▶ **STATED TASK**
Find the string "this" in the listing and report every line that has it.

----

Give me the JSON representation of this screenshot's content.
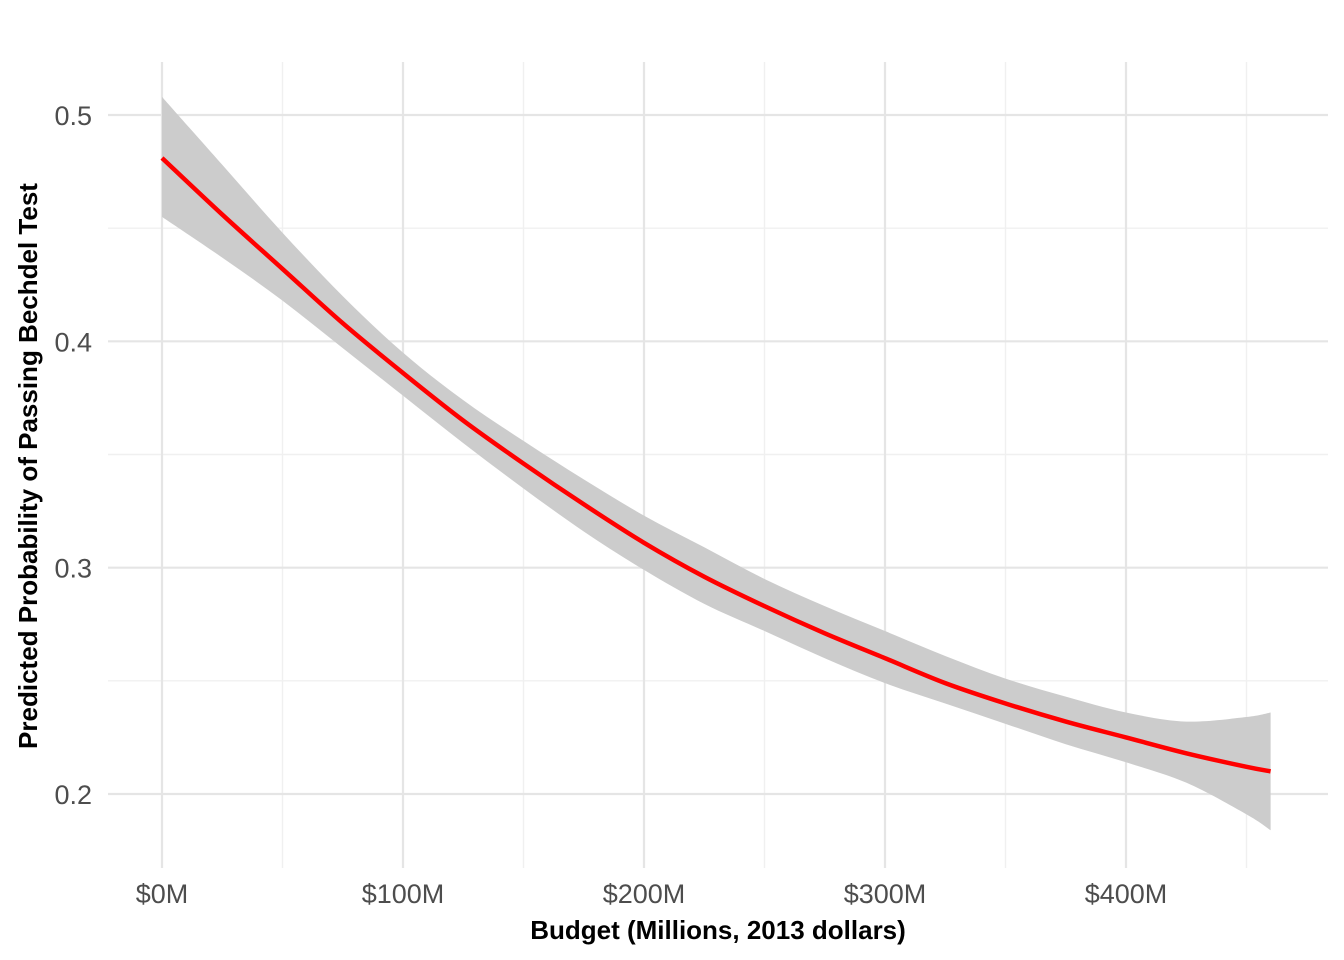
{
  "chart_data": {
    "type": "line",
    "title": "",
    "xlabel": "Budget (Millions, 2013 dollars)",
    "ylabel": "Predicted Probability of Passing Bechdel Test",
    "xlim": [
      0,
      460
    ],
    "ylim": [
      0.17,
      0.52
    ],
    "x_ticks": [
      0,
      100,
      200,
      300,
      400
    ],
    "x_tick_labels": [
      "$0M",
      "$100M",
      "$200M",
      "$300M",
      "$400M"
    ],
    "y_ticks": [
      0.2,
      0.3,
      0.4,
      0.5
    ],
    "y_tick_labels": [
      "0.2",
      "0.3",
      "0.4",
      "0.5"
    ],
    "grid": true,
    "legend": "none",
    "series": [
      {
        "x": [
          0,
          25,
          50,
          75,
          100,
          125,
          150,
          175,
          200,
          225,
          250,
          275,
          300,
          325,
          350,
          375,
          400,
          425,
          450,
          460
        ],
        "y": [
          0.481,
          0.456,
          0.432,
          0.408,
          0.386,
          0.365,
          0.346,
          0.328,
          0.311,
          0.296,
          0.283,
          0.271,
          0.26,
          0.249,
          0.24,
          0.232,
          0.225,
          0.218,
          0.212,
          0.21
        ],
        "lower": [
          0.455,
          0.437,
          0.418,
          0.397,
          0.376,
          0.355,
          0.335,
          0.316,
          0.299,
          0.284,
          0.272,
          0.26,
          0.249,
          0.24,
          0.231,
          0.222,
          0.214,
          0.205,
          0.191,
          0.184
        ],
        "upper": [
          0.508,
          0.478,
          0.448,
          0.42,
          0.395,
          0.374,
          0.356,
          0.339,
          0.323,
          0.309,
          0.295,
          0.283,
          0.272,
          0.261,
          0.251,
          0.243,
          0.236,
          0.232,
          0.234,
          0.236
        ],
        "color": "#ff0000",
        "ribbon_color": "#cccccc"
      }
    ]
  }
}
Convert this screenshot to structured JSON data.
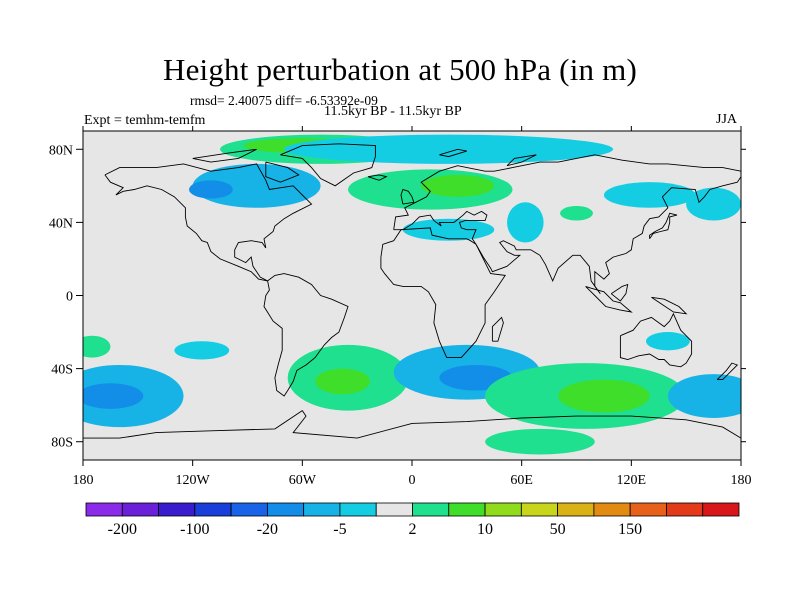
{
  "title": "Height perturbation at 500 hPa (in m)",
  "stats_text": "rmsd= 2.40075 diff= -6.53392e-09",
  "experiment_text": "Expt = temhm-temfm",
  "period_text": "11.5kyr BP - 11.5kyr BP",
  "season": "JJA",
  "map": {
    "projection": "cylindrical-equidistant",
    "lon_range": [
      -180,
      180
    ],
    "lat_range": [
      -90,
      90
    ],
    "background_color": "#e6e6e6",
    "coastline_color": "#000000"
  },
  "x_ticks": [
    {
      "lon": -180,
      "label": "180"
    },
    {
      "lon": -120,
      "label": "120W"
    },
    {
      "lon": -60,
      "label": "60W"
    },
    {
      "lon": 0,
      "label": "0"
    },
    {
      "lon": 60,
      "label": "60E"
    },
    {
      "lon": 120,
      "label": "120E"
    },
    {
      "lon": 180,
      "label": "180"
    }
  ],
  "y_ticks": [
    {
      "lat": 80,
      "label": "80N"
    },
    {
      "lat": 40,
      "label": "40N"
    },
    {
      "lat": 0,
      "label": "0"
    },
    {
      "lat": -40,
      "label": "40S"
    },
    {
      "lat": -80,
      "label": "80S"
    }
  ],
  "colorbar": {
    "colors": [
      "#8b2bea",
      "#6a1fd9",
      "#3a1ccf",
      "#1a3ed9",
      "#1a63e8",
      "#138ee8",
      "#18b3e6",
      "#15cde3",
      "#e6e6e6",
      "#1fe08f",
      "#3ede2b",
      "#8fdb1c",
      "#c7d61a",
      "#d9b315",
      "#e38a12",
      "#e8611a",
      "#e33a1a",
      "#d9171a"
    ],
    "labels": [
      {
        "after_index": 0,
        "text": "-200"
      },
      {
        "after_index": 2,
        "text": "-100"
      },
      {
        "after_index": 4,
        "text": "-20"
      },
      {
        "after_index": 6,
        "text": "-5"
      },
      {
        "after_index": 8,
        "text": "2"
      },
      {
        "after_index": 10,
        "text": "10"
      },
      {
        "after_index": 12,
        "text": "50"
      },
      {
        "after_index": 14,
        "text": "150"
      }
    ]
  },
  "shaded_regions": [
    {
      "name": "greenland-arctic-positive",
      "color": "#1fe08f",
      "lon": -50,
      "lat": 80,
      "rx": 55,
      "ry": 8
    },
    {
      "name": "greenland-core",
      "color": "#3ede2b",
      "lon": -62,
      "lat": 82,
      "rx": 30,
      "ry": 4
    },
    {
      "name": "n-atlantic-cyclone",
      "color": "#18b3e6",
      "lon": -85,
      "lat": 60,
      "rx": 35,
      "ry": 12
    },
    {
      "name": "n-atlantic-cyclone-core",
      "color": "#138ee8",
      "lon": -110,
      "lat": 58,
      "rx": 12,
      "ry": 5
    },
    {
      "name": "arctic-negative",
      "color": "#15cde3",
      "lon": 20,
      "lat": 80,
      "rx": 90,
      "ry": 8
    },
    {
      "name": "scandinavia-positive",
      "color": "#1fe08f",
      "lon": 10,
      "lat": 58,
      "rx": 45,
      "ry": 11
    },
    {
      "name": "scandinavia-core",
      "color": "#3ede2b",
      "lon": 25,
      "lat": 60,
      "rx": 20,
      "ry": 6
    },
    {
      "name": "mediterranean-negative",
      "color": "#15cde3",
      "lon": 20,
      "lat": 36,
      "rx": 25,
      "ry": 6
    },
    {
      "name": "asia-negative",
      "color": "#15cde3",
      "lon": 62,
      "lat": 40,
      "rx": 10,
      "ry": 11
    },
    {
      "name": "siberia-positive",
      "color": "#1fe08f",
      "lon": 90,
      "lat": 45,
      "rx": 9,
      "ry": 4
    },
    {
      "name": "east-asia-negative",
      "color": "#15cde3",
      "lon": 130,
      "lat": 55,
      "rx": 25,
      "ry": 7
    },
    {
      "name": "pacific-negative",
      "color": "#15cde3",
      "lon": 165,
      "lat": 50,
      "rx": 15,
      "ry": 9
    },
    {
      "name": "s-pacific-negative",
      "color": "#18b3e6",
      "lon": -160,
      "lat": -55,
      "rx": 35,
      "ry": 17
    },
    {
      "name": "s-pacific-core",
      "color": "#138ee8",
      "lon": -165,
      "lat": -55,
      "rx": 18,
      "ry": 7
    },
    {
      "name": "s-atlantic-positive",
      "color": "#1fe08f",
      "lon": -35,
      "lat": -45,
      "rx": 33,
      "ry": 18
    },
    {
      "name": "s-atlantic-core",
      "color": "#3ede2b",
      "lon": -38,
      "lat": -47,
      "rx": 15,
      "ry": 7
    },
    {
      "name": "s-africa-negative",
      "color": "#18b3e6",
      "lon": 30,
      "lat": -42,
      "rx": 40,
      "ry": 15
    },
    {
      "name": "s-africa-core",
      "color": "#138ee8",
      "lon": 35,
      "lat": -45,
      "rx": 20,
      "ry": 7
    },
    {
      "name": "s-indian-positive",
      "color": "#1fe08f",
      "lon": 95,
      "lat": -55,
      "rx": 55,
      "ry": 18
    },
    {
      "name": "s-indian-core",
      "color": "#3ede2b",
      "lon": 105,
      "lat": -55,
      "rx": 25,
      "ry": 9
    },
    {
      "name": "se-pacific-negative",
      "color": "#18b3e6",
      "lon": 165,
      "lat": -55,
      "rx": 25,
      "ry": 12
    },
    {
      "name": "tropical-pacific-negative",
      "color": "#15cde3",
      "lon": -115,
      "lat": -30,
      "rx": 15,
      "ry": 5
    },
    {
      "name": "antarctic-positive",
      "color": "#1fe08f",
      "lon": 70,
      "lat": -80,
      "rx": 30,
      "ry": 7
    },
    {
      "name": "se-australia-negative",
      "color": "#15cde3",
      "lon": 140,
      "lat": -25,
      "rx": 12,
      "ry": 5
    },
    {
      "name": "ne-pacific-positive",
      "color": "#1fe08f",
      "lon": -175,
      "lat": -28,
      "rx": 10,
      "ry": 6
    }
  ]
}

----

▶ **WRITTEN REPLY**
Give me the JSON representation of this screenshot's content.
Convert this screenshot to structured JSON data.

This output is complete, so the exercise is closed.